__Exercise objective__.
Determine how many lines in the records hold the word "University". Return the number alone.

━━━━━ Working data ━━━━━

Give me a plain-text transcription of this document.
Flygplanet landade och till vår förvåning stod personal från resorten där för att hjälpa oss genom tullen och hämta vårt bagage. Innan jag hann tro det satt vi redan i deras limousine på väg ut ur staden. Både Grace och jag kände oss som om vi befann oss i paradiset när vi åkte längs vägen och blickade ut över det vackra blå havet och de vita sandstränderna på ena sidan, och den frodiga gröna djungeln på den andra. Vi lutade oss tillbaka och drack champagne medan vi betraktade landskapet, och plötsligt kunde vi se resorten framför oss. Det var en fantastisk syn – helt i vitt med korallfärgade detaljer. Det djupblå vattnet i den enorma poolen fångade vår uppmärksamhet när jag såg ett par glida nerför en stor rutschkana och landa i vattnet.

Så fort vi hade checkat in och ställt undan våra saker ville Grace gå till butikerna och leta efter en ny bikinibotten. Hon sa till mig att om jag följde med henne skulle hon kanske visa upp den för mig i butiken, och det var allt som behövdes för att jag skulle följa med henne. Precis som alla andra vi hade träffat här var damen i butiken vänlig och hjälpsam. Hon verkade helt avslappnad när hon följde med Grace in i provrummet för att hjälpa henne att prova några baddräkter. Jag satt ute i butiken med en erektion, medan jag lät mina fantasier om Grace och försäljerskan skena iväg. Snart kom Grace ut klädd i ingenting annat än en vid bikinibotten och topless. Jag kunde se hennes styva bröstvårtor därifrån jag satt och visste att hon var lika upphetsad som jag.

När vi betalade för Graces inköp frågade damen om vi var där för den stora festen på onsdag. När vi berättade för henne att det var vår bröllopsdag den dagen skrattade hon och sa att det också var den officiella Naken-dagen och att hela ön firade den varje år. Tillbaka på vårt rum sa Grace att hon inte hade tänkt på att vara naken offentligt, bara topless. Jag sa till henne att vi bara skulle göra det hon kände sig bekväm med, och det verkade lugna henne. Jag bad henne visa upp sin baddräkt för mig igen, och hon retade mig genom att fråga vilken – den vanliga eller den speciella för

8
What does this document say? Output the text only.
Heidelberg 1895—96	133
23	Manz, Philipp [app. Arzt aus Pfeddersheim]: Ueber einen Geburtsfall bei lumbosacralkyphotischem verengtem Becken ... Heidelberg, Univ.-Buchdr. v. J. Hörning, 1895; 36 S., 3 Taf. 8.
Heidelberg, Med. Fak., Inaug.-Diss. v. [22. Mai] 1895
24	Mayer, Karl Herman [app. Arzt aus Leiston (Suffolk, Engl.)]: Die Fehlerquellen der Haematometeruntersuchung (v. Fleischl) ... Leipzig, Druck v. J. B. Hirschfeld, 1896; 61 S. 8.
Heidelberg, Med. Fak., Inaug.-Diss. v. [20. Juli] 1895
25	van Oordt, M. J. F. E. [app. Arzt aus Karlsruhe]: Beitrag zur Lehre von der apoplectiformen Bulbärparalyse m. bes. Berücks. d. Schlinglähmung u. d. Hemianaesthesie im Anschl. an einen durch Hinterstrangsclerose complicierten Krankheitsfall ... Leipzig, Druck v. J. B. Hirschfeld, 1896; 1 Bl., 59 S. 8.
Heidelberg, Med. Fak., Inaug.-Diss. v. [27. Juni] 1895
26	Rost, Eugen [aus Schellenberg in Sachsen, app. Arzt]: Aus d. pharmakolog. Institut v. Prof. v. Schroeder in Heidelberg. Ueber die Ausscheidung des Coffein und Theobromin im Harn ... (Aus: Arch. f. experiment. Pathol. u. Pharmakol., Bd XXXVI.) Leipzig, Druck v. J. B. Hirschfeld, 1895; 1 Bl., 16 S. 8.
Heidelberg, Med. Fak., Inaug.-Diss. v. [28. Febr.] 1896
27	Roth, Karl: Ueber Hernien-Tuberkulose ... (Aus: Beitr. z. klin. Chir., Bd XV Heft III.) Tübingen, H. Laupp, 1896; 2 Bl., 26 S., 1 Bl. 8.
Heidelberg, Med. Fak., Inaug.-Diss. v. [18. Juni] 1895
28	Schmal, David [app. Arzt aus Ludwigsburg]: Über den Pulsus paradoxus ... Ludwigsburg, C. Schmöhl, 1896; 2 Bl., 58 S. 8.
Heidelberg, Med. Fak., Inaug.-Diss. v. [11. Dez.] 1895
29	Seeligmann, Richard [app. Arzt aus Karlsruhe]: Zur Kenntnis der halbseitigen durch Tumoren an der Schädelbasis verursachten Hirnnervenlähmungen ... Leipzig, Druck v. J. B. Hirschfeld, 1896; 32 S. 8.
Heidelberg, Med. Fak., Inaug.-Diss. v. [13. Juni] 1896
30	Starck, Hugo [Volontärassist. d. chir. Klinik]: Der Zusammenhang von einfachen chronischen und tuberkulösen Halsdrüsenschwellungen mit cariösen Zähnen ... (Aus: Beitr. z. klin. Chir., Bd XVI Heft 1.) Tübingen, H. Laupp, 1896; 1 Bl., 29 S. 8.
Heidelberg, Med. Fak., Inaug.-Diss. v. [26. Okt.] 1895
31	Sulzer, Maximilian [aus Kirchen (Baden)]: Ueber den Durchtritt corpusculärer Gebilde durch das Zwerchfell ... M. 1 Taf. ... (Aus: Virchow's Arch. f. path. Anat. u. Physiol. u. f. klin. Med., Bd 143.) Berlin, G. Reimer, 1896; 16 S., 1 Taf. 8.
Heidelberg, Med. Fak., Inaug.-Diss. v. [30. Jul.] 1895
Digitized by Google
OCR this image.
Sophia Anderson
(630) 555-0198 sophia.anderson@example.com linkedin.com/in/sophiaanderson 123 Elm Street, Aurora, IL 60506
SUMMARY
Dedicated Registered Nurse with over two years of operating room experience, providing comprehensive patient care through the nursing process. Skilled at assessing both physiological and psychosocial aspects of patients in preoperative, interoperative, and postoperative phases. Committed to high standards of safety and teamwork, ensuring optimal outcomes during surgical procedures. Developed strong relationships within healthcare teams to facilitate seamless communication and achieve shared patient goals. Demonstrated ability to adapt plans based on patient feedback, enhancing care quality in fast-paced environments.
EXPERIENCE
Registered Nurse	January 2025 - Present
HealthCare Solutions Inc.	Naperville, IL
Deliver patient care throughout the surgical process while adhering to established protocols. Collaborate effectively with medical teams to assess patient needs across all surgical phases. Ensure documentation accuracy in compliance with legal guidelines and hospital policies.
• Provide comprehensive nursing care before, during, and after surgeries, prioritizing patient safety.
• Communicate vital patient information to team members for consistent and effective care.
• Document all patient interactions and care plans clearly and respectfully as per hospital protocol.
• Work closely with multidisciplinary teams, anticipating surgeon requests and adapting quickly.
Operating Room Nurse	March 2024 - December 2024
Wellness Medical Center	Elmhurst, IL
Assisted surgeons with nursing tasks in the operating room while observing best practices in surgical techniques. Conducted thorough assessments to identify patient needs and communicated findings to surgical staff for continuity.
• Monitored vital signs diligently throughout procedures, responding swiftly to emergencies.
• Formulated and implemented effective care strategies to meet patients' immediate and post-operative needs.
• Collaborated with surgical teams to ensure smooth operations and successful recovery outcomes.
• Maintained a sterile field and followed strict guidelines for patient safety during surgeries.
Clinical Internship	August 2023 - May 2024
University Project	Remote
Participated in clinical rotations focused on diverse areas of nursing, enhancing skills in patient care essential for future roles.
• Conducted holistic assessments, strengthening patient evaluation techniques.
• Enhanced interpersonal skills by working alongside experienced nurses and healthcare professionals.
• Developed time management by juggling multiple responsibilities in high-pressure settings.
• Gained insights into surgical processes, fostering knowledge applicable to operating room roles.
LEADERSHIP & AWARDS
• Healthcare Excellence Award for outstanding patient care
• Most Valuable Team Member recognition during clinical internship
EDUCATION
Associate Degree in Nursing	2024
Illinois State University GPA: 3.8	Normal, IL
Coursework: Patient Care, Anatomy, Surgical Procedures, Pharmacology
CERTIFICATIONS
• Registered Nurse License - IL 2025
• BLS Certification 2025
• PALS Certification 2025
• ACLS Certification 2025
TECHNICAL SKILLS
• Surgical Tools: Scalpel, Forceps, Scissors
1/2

━━━━━

__Reply to the exercise__.
2